Saved entries:
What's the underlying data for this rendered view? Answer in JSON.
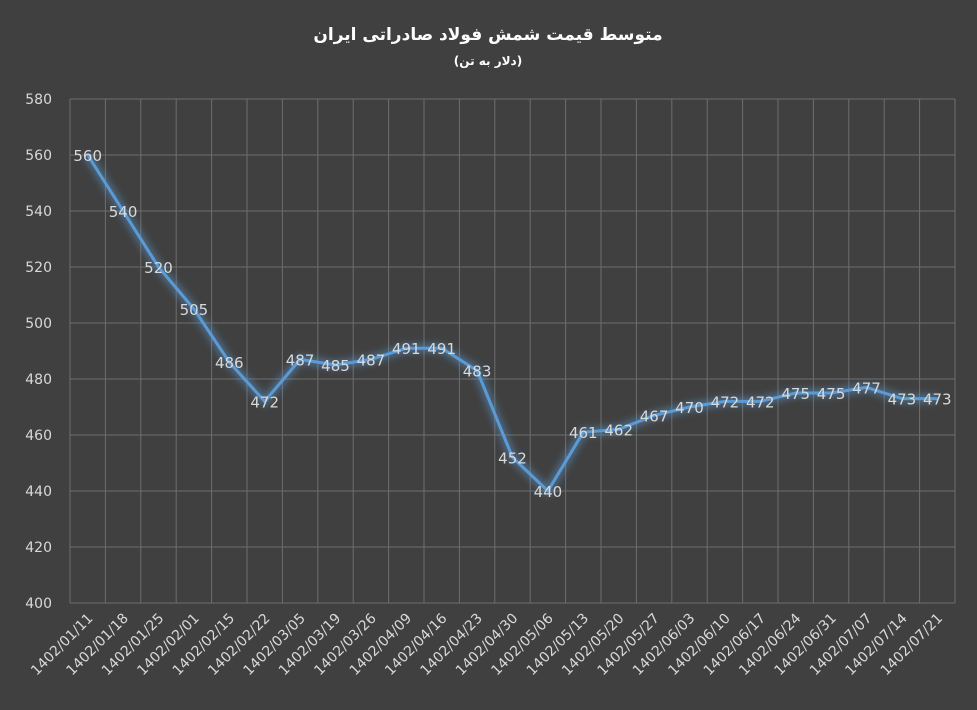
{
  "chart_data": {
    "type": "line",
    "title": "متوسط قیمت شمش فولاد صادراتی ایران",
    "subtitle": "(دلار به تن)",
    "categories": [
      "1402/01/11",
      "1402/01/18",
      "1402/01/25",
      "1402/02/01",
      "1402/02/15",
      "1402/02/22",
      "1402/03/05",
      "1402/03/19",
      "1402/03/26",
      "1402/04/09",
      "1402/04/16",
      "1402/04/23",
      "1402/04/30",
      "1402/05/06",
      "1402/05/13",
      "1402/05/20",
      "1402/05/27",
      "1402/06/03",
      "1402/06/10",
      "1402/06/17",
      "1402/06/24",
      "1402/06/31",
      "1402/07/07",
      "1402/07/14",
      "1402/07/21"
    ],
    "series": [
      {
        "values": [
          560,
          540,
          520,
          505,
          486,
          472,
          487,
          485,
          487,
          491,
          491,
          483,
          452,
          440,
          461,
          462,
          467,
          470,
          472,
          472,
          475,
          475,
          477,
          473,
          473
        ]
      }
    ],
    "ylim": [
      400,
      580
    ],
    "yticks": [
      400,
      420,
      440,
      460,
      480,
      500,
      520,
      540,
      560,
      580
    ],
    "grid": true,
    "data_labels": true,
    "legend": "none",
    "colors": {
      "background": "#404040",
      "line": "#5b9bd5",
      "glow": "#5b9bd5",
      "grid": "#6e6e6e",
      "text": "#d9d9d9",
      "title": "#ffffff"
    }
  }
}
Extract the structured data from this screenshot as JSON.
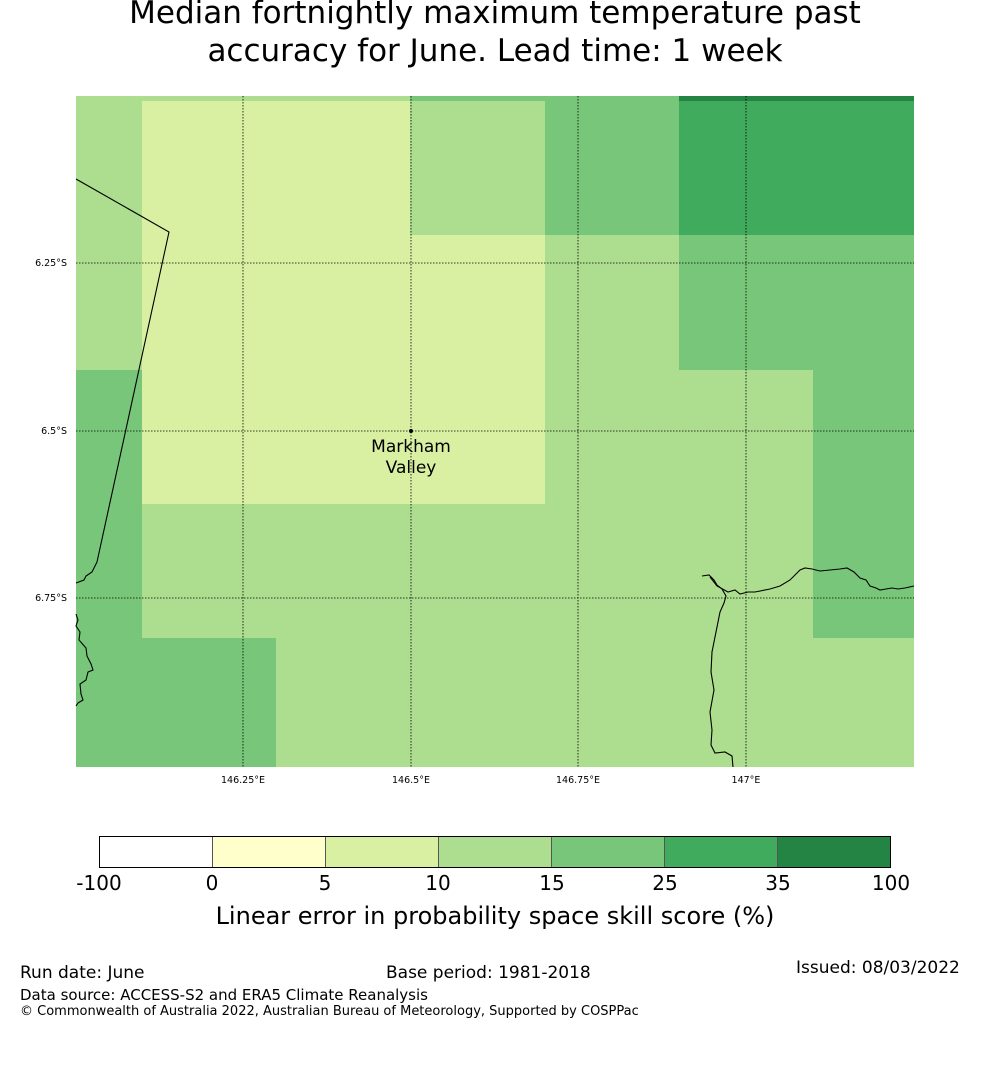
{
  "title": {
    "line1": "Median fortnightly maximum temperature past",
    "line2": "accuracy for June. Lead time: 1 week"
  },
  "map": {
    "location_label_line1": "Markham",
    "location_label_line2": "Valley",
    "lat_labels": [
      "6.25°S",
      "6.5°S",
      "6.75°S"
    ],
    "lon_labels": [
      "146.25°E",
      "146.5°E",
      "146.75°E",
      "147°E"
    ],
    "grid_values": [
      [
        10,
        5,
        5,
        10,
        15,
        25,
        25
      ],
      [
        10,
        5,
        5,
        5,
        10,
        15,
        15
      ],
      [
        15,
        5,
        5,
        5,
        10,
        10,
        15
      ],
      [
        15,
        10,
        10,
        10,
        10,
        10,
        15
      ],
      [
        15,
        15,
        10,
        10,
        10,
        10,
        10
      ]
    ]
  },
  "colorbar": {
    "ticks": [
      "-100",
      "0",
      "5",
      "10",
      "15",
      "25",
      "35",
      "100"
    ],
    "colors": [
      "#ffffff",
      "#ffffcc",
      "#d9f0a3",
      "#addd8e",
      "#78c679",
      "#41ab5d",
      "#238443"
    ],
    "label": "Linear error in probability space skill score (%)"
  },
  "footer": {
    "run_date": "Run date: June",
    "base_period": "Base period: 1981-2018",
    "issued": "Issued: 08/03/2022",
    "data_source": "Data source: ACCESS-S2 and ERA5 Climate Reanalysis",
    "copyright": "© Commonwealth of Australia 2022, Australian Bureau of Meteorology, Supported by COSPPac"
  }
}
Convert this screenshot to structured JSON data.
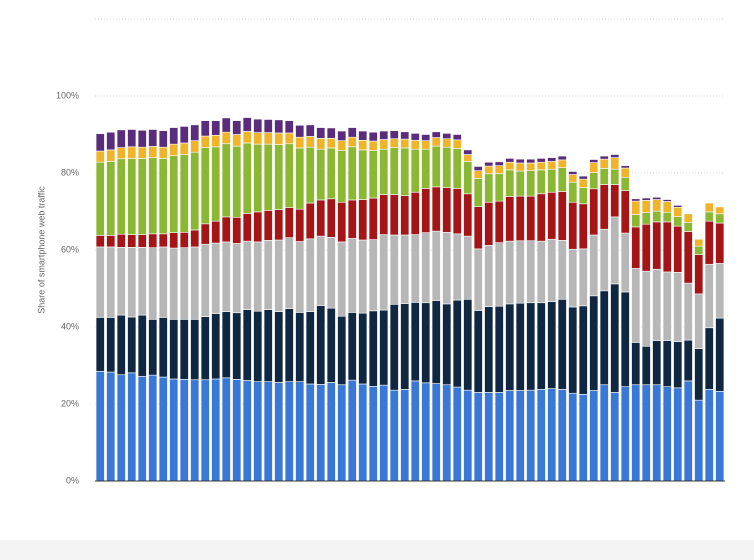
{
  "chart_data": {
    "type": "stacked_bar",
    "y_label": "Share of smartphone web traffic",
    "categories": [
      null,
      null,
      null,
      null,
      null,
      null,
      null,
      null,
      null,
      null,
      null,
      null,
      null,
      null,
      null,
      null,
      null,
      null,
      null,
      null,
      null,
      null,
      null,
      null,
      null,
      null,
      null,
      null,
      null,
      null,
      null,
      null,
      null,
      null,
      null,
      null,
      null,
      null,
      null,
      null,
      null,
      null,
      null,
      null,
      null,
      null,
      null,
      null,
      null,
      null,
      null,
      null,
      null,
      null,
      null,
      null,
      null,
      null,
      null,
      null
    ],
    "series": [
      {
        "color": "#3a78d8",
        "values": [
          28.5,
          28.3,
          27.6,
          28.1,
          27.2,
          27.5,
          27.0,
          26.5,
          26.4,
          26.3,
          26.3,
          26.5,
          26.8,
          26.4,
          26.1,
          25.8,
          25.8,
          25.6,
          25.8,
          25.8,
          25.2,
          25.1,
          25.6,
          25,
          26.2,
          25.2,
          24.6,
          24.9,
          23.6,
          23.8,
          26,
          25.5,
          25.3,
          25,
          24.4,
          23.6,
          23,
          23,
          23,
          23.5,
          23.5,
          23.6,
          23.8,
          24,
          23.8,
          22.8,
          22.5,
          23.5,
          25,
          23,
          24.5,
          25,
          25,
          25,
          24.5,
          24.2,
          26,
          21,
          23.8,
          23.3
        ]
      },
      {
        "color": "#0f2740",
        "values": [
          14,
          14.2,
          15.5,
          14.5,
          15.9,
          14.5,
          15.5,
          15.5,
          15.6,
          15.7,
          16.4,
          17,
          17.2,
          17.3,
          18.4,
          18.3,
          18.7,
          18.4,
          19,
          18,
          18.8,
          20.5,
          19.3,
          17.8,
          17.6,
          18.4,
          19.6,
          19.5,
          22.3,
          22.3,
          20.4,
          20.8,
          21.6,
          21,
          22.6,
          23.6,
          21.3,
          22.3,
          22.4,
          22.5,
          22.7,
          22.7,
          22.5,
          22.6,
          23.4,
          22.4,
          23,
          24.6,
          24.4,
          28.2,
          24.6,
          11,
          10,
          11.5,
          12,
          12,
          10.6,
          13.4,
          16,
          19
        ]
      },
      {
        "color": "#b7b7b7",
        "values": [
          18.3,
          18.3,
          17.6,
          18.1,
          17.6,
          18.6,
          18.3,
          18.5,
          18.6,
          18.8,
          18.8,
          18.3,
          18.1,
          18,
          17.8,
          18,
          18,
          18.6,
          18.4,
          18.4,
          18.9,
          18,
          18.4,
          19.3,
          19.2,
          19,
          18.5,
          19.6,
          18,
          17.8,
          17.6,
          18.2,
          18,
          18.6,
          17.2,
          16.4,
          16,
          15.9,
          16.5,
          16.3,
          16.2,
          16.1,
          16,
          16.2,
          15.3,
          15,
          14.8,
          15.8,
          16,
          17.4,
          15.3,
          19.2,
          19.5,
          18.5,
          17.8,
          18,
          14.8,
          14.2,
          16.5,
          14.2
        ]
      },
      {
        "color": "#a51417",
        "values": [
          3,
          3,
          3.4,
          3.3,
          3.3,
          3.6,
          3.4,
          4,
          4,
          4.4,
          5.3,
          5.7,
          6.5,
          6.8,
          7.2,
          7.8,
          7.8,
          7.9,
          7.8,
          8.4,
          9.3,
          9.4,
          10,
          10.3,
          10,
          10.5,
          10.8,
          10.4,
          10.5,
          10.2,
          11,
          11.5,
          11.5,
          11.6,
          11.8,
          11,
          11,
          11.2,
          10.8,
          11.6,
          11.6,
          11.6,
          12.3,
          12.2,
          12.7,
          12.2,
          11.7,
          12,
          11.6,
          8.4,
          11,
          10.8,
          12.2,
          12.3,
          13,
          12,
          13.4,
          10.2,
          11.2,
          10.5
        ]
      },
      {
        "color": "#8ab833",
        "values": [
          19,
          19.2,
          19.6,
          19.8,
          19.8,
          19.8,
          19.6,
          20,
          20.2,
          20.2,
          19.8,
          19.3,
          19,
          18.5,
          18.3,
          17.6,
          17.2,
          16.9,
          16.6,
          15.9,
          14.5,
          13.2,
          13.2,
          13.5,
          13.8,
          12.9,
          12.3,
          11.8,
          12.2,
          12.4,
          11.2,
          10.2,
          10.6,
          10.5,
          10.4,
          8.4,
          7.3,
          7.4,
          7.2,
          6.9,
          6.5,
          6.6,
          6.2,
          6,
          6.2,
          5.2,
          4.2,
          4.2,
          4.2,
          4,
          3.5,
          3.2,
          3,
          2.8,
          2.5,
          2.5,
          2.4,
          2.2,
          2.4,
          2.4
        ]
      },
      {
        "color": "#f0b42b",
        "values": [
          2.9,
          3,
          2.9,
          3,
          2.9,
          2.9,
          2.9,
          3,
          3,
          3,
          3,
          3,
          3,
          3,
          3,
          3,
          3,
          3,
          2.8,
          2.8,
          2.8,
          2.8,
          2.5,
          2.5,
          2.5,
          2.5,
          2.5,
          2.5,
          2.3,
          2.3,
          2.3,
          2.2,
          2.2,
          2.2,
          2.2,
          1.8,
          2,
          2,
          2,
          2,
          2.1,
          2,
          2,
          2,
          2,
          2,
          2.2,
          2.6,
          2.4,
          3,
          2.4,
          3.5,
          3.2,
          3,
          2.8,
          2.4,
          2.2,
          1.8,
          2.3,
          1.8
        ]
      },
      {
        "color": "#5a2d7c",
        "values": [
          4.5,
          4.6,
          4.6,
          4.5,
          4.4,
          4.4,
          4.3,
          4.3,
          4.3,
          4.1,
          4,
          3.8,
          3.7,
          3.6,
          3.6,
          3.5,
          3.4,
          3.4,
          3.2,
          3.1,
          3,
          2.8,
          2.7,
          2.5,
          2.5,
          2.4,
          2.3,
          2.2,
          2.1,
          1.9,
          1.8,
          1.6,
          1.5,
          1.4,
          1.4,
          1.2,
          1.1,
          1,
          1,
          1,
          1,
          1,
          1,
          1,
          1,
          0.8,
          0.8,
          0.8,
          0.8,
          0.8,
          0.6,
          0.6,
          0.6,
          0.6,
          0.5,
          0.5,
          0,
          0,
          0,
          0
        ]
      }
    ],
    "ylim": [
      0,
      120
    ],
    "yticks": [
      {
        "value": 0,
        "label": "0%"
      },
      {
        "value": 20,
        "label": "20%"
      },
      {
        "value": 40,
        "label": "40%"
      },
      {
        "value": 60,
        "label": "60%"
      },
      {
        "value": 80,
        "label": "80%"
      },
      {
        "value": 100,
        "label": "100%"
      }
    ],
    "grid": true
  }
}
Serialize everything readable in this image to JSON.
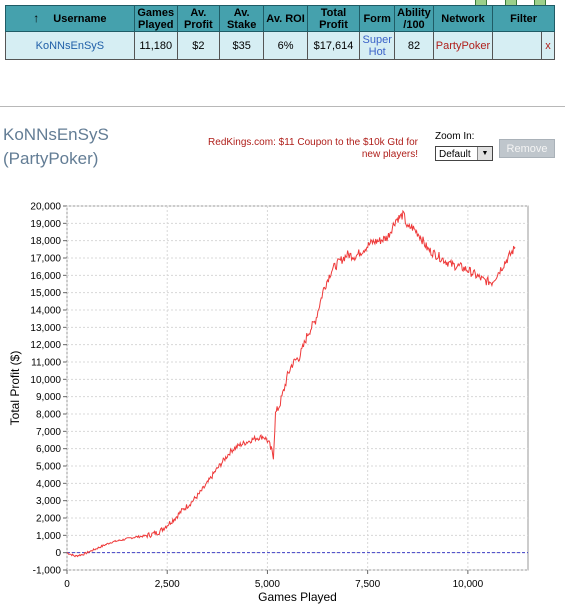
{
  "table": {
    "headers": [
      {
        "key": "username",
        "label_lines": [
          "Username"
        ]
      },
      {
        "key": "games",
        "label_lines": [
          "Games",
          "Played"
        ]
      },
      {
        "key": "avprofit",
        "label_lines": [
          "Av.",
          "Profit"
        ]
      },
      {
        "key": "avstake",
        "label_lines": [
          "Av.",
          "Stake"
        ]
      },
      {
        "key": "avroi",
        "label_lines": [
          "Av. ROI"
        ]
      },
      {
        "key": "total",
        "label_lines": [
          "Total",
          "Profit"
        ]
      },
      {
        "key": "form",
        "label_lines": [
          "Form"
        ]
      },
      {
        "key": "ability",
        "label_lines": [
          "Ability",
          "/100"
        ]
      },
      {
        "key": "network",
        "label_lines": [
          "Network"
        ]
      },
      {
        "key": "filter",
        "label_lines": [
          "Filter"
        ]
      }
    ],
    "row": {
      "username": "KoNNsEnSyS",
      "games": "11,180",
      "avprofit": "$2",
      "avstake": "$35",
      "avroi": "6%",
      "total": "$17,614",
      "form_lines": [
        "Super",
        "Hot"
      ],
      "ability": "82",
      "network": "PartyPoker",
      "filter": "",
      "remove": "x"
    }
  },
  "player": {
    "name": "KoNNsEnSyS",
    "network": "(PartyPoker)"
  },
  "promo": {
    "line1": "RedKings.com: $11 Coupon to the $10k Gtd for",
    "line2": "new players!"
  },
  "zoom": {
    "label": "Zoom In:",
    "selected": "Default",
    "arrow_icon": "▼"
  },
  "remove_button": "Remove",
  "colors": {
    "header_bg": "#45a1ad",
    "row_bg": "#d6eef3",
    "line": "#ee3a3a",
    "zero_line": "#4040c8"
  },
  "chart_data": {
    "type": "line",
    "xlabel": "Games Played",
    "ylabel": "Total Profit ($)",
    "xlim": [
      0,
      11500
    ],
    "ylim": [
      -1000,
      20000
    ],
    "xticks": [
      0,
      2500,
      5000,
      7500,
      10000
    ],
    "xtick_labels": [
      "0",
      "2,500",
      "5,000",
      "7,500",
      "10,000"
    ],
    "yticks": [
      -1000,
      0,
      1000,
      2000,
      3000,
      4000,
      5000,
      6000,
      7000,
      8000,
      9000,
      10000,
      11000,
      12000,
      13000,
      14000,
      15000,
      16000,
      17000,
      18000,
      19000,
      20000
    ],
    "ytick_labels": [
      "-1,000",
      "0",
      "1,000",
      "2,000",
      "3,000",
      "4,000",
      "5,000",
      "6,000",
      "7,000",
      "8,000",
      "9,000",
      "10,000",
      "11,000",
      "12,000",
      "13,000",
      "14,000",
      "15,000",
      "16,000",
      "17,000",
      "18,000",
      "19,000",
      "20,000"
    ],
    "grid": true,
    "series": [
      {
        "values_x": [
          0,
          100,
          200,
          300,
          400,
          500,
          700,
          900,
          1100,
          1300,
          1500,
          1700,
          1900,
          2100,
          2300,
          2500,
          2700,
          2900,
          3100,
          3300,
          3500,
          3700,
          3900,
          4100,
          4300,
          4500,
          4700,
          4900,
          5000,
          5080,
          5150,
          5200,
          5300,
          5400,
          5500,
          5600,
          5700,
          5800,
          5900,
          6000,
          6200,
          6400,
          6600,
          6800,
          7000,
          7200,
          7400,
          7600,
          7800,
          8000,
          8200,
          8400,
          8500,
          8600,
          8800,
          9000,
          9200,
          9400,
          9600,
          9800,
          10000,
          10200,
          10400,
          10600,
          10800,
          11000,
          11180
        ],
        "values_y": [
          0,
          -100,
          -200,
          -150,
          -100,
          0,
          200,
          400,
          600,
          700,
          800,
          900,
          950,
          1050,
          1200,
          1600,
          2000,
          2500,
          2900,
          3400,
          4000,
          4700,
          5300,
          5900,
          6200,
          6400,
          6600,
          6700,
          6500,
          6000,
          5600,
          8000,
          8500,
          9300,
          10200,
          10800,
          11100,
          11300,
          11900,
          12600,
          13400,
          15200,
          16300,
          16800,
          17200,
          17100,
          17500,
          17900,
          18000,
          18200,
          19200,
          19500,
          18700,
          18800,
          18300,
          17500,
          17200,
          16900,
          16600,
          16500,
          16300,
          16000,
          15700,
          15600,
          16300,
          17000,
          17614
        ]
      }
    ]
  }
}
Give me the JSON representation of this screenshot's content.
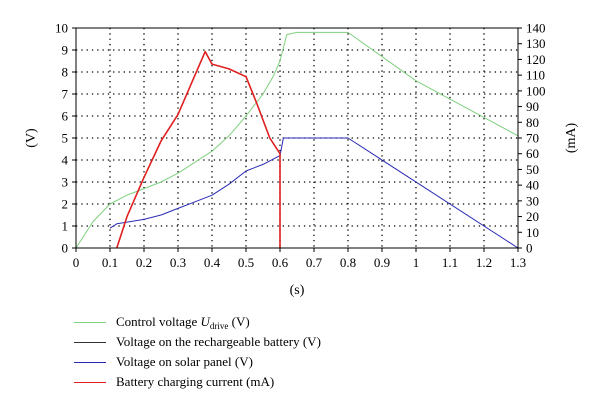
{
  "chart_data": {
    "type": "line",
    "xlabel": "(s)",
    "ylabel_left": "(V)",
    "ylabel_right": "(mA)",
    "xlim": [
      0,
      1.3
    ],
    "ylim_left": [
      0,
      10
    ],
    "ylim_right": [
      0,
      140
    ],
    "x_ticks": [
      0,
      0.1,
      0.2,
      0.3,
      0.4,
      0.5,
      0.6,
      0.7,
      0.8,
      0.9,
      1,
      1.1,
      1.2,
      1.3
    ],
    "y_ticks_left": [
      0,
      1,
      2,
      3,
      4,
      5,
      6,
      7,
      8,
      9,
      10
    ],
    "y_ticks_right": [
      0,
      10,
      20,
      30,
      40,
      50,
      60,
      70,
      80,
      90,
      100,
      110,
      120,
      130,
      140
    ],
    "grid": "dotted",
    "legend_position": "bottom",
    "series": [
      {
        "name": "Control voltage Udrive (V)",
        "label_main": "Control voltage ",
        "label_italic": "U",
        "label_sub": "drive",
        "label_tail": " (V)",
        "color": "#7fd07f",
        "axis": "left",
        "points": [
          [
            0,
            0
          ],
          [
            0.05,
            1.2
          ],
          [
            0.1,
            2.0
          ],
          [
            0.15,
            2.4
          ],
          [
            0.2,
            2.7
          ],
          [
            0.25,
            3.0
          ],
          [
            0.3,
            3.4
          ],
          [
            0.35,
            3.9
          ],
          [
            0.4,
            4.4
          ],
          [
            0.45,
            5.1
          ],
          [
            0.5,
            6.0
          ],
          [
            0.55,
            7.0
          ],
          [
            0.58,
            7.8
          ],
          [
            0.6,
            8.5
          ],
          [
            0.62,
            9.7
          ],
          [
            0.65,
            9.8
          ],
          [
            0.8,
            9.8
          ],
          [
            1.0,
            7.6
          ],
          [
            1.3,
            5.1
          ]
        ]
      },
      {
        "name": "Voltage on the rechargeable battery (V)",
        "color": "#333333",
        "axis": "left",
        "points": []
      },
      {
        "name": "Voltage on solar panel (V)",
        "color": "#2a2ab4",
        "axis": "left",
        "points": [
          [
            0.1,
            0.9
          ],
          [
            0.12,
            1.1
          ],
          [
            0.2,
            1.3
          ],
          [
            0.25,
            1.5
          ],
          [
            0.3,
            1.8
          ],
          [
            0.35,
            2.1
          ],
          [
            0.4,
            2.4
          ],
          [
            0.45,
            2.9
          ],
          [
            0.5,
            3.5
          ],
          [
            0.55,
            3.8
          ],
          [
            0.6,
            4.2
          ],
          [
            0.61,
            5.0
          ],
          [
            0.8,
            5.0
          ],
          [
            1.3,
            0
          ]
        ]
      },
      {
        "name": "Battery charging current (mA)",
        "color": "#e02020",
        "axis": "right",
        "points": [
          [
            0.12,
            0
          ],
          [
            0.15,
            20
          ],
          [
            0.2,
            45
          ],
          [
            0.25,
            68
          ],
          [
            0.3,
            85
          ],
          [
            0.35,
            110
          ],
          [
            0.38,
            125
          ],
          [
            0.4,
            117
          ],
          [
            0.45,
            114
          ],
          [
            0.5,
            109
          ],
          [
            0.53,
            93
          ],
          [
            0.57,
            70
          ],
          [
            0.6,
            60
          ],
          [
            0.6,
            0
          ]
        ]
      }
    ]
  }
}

(Your objective): Scan the material above for the string "Control" and return the lines that hold it.

(The output):
        "name": "Control voltage Udrive (V)",
        "label_main": "Control voltage ",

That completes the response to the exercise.